Given task
Scan the records for the string "companies"; copy each line where it occurs.
=== Stored rows ===
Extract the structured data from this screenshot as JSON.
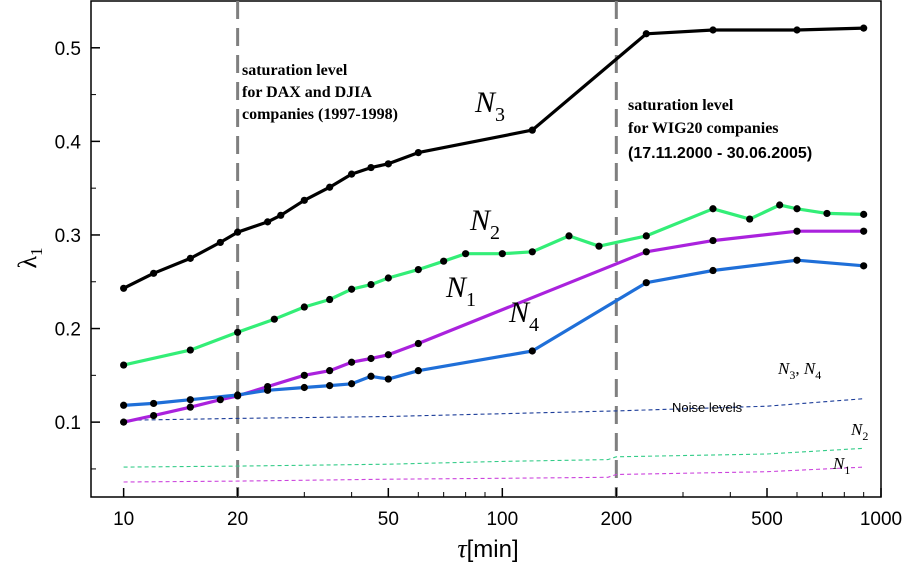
{
  "chart_data": {
    "type": "line",
    "xscale": "log",
    "xlim": [
      8.2,
      1000
    ],
    "ylim": [
      0.02,
      0.55
    ],
    "x_ticks": [
      10,
      20,
      50,
      100,
      200,
      500,
      1000
    ],
    "x_tick_labels": [
      "10",
      "20",
      "50",
      "100",
      "200",
      "500",
      "1000"
    ],
    "y_ticks": [
      0.1,
      0.2,
      0.3,
      0.4,
      0.5
    ],
    "y_tick_labels": [
      "0.1",
      "0.2",
      "0.3",
      "0.4",
      "0.5"
    ],
    "ylabel": {
      "main": "λ",
      "sub": "1"
    },
    "xlabel": {
      "sym": "τ",
      "unit": "[min]"
    },
    "series": [
      {
        "name": "N3",
        "label_main": "N",
        "label_sub": "3",
        "color": "#000000",
        "x": [
          10,
          12,
          15,
          18,
          20,
          24,
          26,
          30,
          35,
          40,
          45,
          50,
          60,
          120,
          240,
          360,
          600,
          900
        ],
        "y": [
          0.243,
          0.259,
          0.275,
          0.292,
          0.303,
          0.314,
          0.321,
          0.337,
          0.351,
          0.365,
          0.372,
          0.376,
          0.388,
          0.412,
          0.515,
          0.519,
          0.519,
          0.521
        ]
      },
      {
        "name": "N2",
        "label_main": "N",
        "label_sub": "2",
        "color": "#33ee77",
        "x": [
          10,
          15,
          20,
          25,
          30,
          35,
          40,
          45,
          50,
          60,
          70,
          80,
          100,
          120,
          150,
          180,
          240,
          360,
          450,
          540,
          600,
          720,
          900
        ],
        "y": [
          0.161,
          0.177,
          0.196,
          0.21,
          0.223,
          0.231,
          0.242,
          0.247,
          0.254,
          0.263,
          0.272,
          0.28,
          0.28,
          0.282,
          0.299,
          0.288,
          0.299,
          0.328,
          0.317,
          0.332,
          0.328,
          0.323,
          0.322
        ]
      },
      {
        "name": "N1",
        "label_main": "N",
        "label_sub": "1",
        "color": "#aa22dd",
        "x": [
          10,
          12,
          15,
          18,
          20,
          24,
          30,
          35,
          40,
          45,
          50,
          60,
          240,
          360,
          600,
          900
        ],
        "y": [
          0.1,
          0.107,
          0.116,
          0.124,
          0.128,
          0.138,
          0.15,
          0.155,
          0.164,
          0.168,
          0.172,
          0.184,
          0.282,
          0.294,
          0.304,
          0.304
        ]
      },
      {
        "name": "N4",
        "label_main": "N",
        "label_sub": "4",
        "color": "#1f6fd8",
        "x": [
          10,
          12,
          15,
          20,
          24,
          30,
          35,
          40,
          45,
          50,
          60,
          120,
          240,
          360,
          600,
          900
        ],
        "y": [
          0.118,
          0.12,
          0.124,
          0.129,
          0.134,
          0.137,
          0.139,
          0.141,
          0.149,
          0.146,
          0.155,
          0.176,
          0.249,
          0.262,
          0.273,
          0.267
        ]
      }
    ],
    "noise_series": [
      {
        "name": "N3, N4",
        "color": "#1c3d99",
        "x": [
          10,
          20,
          50,
          100,
          200,
          500,
          900
        ],
        "y": [
          0.102,
          0.104,
          0.106,
          0.109,
          0.112,
          0.117,
          0.125
        ]
      },
      {
        "name": "N2",
        "color": "#33cc88",
        "x": [
          10,
          20,
          50,
          100,
          190,
          200,
          500,
          900
        ],
        "y": [
          0.052,
          0.053,
          0.055,
          0.058,
          0.06,
          0.063,
          0.066,
          0.072
        ]
      },
      {
        "name": "N1",
        "color": "#cc44dd",
        "x": [
          10,
          20,
          50,
          100,
          190,
          200,
          500,
          900
        ],
        "y": [
          0.036,
          0.037,
          0.039,
          0.04,
          0.041,
          0.044,
          0.047,
          0.052
        ]
      }
    ],
    "vlines": [
      20,
      200
    ],
    "annotations": {
      "sat1": [
        "saturation level",
        "for DAX and DJIA",
        "companies (1997-1998)"
      ],
      "sat2": [
        "saturation level",
        "for WIG20 companies",
        "(17.11.2000 - 30.06.2005)"
      ],
      "noise_title": "Noise levels",
      "noise_n34": {
        "a_main": "N",
        "a_sub": "3",
        "sep": ", ",
        "b_main": "N",
        "b_sub": "4"
      },
      "noise_n2": {
        "main": "N",
        "sub": "2"
      },
      "noise_n1": {
        "main": "N",
        "sub": "1"
      }
    }
  }
}
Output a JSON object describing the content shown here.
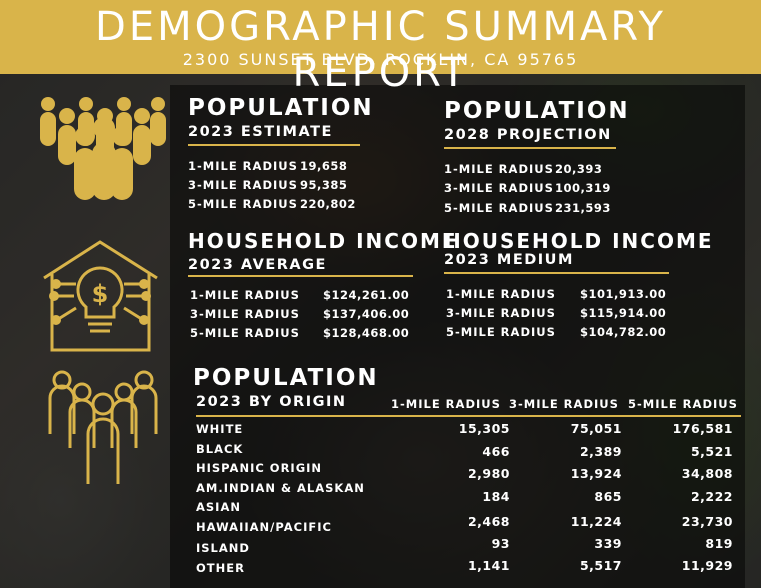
{
  "header": {
    "title": "DEMOGRAPHIC SUMMARY REPORT",
    "address": "2300 SUNSET BLVD, ROCKLIN, CA 95765"
  },
  "colors": {
    "accent": "#d9b44a",
    "text": "#ffffff"
  },
  "icons": [
    "people-group-icon",
    "house-lightbulb-dollar-icon",
    "people-outline-icon"
  ],
  "pop2023": {
    "title": "POPULATION",
    "subtitle": "2023 ESTIMATE",
    "rows": [
      {
        "label": "1-MILE RADIUS",
        "value": "19,658"
      },
      {
        "label": "3-MILE RADIUS",
        "value": "95,385"
      },
      {
        "label": "5-MILE RADIUS",
        "value": "220,802"
      }
    ]
  },
  "pop2028": {
    "title": "POPULATION",
    "subtitle": "2028 PROJECTION",
    "rows": [
      {
        "label": "1-MILE RADIUS",
        "value": "20,393"
      },
      {
        "label": "3-MILE RADIUS",
        "value": "100,319"
      },
      {
        "label": "5-MILE RADIUS",
        "value": "231,593"
      }
    ]
  },
  "incAvg": {
    "title": "HOUSEHOLD INCOME",
    "subtitle": "2023 AVERAGE",
    "rows": [
      {
        "label": "1-MILE RADIUS",
        "value": "$124,261.00"
      },
      {
        "label": "3-MILE RADIUS",
        "value": "$137,406.00"
      },
      {
        "label": "5-MILE RADIUS",
        "value": "$128,468.00"
      }
    ]
  },
  "incMed": {
    "title": "HOUSEHOLD INCOME",
    "subtitle": "2023 MEDIUM",
    "rows": [
      {
        "label": "1-MILE RADIUS",
        "value": "$101,913.00"
      },
      {
        "label": "3-MILE RADIUS",
        "value": "$115,914.00"
      },
      {
        "label": "5-MILE RADIUS",
        "value": "$104,782.00"
      }
    ]
  },
  "origin": {
    "title": "POPULATION",
    "subtitle": "2023 BY ORIGIN",
    "columns": [
      "1-MILE RADIUS",
      "3-MILE RADIUS",
      "5-MILE RADIUS"
    ],
    "rows": [
      {
        "label": "WHITE",
        "v1": "15,305",
        "v3": "75,051",
        "v5": "176,581"
      },
      {
        "label": "BLACK",
        "v1": "466",
        "v3": "2,389",
        "v5": "5,521"
      },
      {
        "label": "HISPANIC ORIGIN",
        "v1": "2,980",
        "v3": "13,924",
        "v5": "34,808"
      },
      {
        "label": "AM.INDIAN & ALASKAN",
        "v1": "184",
        "v3": "865",
        "v5": "2,222"
      },
      {
        "label": "ASIAN",
        "v1": "",
        "v3": "",
        "v5": ""
      },
      {
        "label": "HAWAIIAN/PACIFIC",
        "v1": "2,468",
        "v3": "11,224",
        "v5": "23,730"
      },
      {
        "label": "ISLAND",
        "v1": "93",
        "v3": "339",
        "v5": "819"
      },
      {
        "label": "OTHER",
        "v1": "1,141",
        "v3": "5,517",
        "v5": "11,929"
      }
    ]
  }
}
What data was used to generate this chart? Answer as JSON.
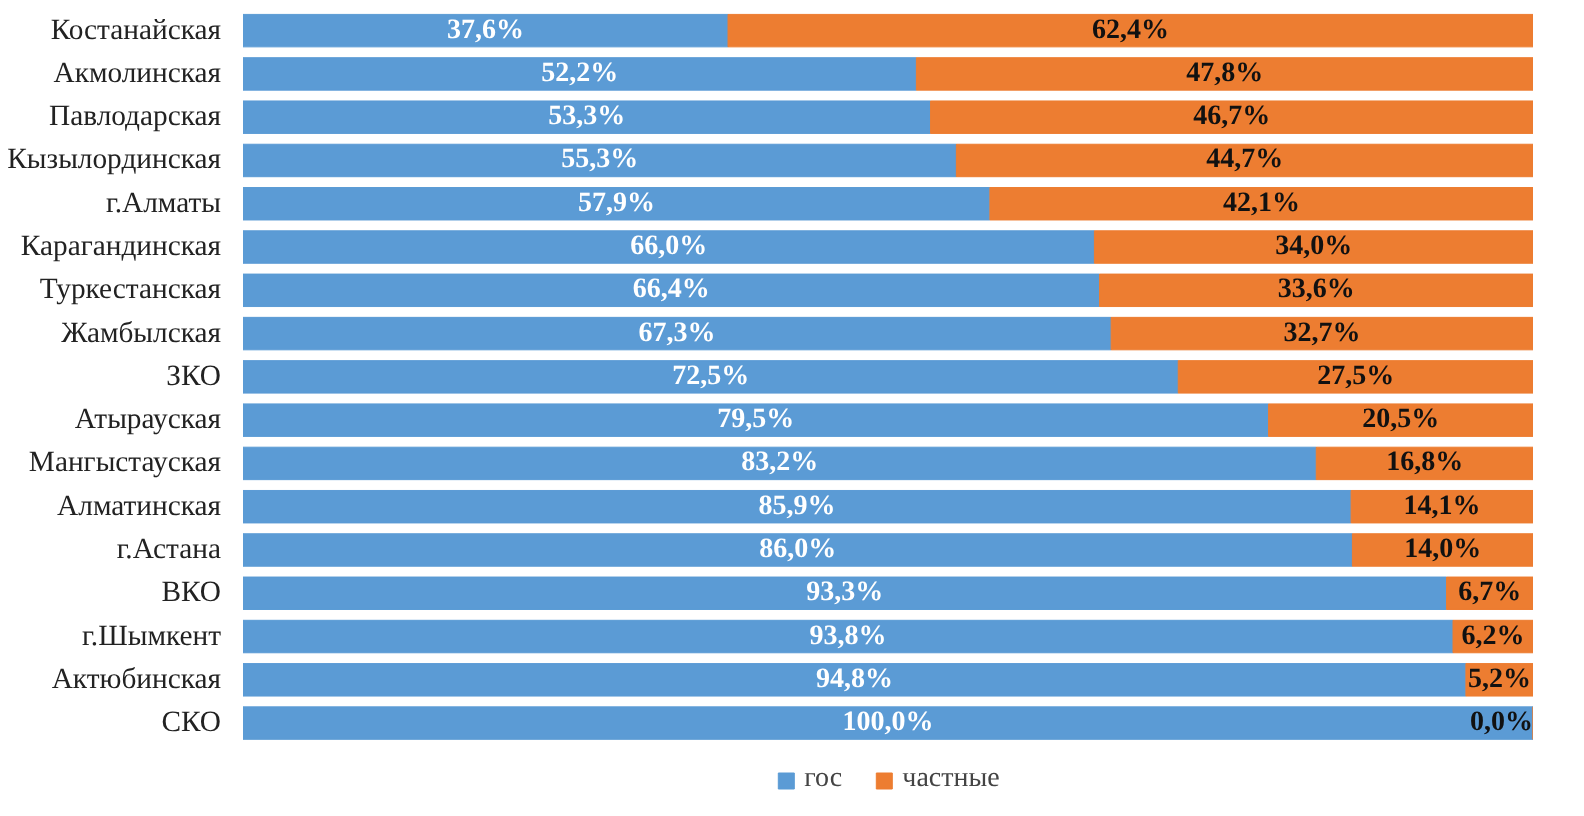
{
  "chart_data": {
    "type": "bar",
    "orientation": "horizontal",
    "stacked": true,
    "categories": [
      "Костанайская",
      "Акмолинская",
      "Павлодарская",
      "Кызылординская",
      "г.Алматы",
      "Карагандинская",
      "Туркестанская",
      "Жамбылская",
      "ЗКО",
      "Атырауская",
      "Мангыстауская",
      "Алматинская",
      "г.Астана",
      "ВКО",
      "г.Шымкент",
      "Актюбинская",
      "СКО"
    ],
    "series": [
      {
        "name": "гос",
        "color": "#5b9bd5",
        "values": [
          37.6,
          52.2,
          53.3,
          55.3,
          57.9,
          66.0,
          66.4,
          67.3,
          72.5,
          79.5,
          83.2,
          85.9,
          86.0,
          93.3,
          93.8,
          94.8,
          100.0
        ],
        "value_labels": [
          "37,6%",
          "52,2%",
          "53,3%",
          "55,3%",
          "57,9%",
          "66,0%",
          "66,4%",
          "67,3%",
          "72,5%",
          "79,5%",
          "83,2%",
          "85,9%",
          "86,0%",
          "93,3%",
          "93,8%",
          "94,8%",
          "100,0%"
        ]
      },
      {
        "name": "частные",
        "color": "#ed7d31",
        "values": [
          62.4,
          47.8,
          46.7,
          44.7,
          42.1,
          34.0,
          33.6,
          32.7,
          27.5,
          20.5,
          16.8,
          14.1,
          14.0,
          6.7,
          6.2,
          5.2,
          0.0
        ],
        "value_labels": [
          "62,4%",
          "47,8%",
          "46,7%",
          "44,7%",
          "42,1%",
          "34,0%",
          "33,6%",
          "32,7%",
          "27,5%",
          "20,5%",
          "16,8%",
          "14,1%",
          "14,0%",
          "6,7%",
          "6,2%",
          "5,2%",
          "0,0%"
        ]
      }
    ],
    "xlim": [
      0,
      100
    ],
    "tick_labels": "y",
    "legend": "bottom"
  }
}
===
Expected answer
        "companies (1997-1998)"
        "for WIG20 companies",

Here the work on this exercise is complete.